**Short problem:**
Check every line of the data below for the string "கழகத", and copy the ones that hold it.

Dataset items
__________

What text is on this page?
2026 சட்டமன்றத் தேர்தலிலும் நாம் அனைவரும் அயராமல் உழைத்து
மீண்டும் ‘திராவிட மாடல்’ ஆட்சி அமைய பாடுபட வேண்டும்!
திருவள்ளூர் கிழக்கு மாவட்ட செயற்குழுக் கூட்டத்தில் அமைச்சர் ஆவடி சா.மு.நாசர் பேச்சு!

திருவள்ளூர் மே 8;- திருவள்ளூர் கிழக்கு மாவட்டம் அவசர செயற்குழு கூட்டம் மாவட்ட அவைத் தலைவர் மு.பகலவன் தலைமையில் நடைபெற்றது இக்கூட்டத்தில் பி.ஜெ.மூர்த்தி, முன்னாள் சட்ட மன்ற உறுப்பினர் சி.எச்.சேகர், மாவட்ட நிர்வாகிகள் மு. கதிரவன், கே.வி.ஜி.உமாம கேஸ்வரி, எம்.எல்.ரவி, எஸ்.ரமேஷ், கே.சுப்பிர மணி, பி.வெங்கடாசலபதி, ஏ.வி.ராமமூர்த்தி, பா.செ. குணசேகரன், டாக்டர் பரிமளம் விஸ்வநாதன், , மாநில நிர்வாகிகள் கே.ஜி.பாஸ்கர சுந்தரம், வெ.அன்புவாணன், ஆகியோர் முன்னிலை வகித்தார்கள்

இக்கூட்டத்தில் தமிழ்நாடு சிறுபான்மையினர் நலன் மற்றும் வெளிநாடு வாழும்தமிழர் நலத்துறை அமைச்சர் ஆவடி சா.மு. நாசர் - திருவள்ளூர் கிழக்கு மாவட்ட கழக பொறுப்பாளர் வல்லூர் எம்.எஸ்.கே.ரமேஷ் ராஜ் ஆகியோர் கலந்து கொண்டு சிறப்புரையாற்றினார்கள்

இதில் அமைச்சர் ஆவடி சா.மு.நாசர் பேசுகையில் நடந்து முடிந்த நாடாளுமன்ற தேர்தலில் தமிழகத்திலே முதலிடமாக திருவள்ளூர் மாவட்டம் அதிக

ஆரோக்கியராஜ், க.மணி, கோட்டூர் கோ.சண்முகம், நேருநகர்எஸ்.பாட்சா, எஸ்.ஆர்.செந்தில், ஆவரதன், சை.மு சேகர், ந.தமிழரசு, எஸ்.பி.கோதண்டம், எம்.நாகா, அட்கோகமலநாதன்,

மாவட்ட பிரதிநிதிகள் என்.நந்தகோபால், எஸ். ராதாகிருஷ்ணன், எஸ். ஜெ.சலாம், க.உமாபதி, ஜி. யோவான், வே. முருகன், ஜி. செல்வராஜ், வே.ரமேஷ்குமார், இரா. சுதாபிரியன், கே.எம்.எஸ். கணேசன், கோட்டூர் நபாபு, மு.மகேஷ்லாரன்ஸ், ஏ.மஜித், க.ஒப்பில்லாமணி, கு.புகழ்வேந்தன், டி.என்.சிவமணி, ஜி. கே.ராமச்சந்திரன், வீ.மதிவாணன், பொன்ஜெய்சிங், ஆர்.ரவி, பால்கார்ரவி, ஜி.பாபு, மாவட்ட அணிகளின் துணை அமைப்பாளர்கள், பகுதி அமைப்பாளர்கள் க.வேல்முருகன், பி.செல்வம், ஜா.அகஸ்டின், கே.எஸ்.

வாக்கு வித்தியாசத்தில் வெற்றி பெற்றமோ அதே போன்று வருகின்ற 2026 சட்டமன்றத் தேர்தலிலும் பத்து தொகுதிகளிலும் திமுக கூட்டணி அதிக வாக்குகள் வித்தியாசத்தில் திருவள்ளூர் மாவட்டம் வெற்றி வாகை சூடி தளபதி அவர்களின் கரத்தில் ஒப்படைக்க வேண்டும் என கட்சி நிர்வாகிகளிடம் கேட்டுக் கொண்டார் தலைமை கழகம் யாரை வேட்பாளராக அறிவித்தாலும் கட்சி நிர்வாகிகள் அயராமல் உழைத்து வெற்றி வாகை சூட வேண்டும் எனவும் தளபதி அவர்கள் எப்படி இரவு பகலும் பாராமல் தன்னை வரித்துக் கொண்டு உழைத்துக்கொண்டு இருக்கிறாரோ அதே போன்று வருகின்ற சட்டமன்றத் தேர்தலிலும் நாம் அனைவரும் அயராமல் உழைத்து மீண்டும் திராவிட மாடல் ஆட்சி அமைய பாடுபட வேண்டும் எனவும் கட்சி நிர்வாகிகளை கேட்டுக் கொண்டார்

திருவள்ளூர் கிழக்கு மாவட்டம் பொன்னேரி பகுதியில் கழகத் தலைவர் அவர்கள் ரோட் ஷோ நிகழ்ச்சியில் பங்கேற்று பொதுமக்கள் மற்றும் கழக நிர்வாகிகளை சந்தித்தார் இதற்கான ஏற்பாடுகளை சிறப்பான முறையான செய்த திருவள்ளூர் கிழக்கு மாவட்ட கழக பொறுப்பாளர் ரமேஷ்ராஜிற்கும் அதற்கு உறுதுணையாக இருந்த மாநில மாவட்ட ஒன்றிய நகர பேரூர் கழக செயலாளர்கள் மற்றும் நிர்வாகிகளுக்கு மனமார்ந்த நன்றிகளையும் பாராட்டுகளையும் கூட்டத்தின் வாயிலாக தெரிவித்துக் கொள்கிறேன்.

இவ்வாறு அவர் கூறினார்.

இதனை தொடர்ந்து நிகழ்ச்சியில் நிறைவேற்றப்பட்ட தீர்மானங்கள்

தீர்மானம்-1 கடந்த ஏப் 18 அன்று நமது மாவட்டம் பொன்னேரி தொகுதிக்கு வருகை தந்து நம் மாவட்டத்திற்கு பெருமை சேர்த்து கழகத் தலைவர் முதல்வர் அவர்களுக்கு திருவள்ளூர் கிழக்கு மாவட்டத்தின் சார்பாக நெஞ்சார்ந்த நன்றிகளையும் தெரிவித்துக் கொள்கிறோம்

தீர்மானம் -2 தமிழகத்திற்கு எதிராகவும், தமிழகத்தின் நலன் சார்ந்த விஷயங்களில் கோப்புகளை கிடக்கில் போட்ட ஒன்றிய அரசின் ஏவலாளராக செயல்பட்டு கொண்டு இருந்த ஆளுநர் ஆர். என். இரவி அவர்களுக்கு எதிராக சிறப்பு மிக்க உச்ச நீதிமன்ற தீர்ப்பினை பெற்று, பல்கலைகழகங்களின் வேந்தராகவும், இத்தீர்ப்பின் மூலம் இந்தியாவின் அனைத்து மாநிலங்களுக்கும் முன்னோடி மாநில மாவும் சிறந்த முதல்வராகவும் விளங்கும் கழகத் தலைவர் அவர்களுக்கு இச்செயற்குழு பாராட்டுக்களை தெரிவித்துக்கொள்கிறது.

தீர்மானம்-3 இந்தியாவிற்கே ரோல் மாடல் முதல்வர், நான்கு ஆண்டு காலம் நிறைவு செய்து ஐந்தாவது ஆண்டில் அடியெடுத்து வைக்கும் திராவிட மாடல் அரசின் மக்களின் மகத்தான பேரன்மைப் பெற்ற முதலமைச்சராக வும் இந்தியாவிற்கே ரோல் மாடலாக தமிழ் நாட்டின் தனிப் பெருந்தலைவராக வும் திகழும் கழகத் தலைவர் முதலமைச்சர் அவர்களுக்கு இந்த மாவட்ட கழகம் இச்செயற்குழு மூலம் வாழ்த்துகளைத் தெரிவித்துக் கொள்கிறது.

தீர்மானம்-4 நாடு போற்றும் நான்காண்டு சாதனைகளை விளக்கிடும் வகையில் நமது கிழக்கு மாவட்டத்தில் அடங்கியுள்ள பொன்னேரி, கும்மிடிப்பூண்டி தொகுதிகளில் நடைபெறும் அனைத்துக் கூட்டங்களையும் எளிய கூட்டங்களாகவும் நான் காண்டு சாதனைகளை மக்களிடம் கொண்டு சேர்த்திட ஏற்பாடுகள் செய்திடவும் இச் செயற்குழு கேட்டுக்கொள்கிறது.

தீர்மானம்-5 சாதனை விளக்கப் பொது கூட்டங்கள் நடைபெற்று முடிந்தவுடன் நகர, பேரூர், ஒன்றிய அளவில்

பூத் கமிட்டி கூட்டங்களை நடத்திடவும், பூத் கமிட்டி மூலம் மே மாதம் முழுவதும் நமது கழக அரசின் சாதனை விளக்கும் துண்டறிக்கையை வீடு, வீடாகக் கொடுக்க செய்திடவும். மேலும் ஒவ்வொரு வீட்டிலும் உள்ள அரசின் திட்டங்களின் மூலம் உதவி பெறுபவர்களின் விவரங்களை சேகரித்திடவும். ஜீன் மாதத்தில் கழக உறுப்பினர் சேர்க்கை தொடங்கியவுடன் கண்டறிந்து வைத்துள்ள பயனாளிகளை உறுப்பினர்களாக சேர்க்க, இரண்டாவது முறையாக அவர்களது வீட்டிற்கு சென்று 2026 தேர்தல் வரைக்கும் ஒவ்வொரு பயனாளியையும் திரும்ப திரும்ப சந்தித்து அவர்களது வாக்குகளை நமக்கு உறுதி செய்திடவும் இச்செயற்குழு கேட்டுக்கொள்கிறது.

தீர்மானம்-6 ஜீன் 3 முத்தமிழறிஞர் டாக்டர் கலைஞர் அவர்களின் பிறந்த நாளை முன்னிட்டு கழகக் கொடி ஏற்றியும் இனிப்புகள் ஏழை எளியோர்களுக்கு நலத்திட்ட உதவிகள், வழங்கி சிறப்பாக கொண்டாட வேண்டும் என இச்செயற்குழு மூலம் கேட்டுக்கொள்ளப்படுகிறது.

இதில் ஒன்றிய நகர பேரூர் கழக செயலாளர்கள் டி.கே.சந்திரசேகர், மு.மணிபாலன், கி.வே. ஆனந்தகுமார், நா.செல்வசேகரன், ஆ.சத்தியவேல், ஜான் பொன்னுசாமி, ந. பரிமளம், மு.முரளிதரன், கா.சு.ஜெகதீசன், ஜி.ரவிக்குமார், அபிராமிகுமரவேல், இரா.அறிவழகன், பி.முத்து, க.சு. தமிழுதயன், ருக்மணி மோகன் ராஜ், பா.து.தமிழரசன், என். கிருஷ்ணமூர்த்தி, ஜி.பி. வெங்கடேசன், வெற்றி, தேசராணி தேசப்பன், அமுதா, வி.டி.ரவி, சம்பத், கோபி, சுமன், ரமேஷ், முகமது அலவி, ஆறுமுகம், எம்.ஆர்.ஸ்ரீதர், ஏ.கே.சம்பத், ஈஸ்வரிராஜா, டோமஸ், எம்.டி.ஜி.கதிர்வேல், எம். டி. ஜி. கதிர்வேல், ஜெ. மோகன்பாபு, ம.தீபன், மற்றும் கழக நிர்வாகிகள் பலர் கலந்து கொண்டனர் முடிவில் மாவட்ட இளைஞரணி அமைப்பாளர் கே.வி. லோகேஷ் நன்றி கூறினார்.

__________

**Final result:**
திருவள்ளூர் கிழக்கு மாவட்டம் பொன்னேரி பகுதியில் கழகத் தலைவர் அவர்கள் ரோட் ஷோ நிகழ்ச்சியில் பங்கேற்று பொதுமக்கள் மற்றும் கழக நிர்வாகிகளை சந்தித்தார் இதற்கான ஏற்பாடுகளை சிறப்பான முறையான செய்த திருவள்ளூர் கிழக்கு மாவட்ட கழக பொறுப்பாளர் ரமேஷ்ராஜிற்கும் அதற்கு உறுதுணையாக இருந்த மாநில மாவட்ட ஒன்றிய நகர பேரூர் கழக செயலாளர்கள் மற்றும் நிர்வாகிகளுக்கு மனமார்ந்த நன்றிகளையும் பாராட்டுகளையும் கூட்டத்தின் வாயிலாக தெரிவித்துக் கொள்கிறேன்.
தீர்மானம்-1 கடந்த ஏப் 18 அன்று நமது மாவட்டம் பொன்னேரி தொகுதிக்கு வருகை தந்து நம் மாவட்டத்திற்கு பெருமை சேர்த்து கழகத் தலைவர் முதல்வர் அவர்களுக்கு திருவள்ளூர் கிழக்கு மாவட்டத்தின் சார்பாக நெஞ்சார்ந்த நன்றிகளையும் தெரிவித்துக் கொள்கிறோம்
தீர்மானம் -2 தமிழகத்திற்கு எதிராகவும், தமிழகத்தின் நலன் சார்ந்த விஷயங்களில் கோப்புகளை கிடக்கில் போட்ட ஒன்றிய அரசின் ஏவலாளராக செயல்பட்டு கொண்டு இருந்த ஆளுநர் ஆர். என். இரவி அவர்களுக்கு எதிராக சிறப்பு மிக்க உச்ச நீதிமன்ற தீர்ப்பினை பெற்று, பல்கலைகழகங்களின் வேந்தராகவும், இத்தீர்ப்பின் மூலம் இந்தியாவின் அனைத்து மாநிலங்களுக்கும் முன்னோடி மாநில மாவும் சிறந்த முதல்வராகவும் விளங்கும் கழகத் தலைவர் அவர்களுக்கு இச்செயற்குழு பாராட்டுக்களை தெரிவித்துக்கொள்கிறது.
தீர்மானம்-3 இந்தியாவிற்கே ரோல் மாடல் முதல்வர், நான்கு ஆண்டு காலம் நிறைவு செய்து ஐந்தாவது ஆண்டில் அடியெடுத்து வைக்கும் திராவிட மாடல் அரசின் மக்களின் மகத்தான பேரன்மைப் பெற்ற முதலமைச்சராக வும் இந்தியாவிற்கே ரோல் மாடலாக தமிழ் நாட்டின் தனிப் பெருந்தலைவராக வும் திகழும் கழகத் தலைவர் முதலமைச்சர் அவர்களுக்கு இந்த மாவட்ட கழகம் இச்செயற்குழு மூலம் வாழ்த்துகளைத் தெரிவித்துக் கொள்கிறது.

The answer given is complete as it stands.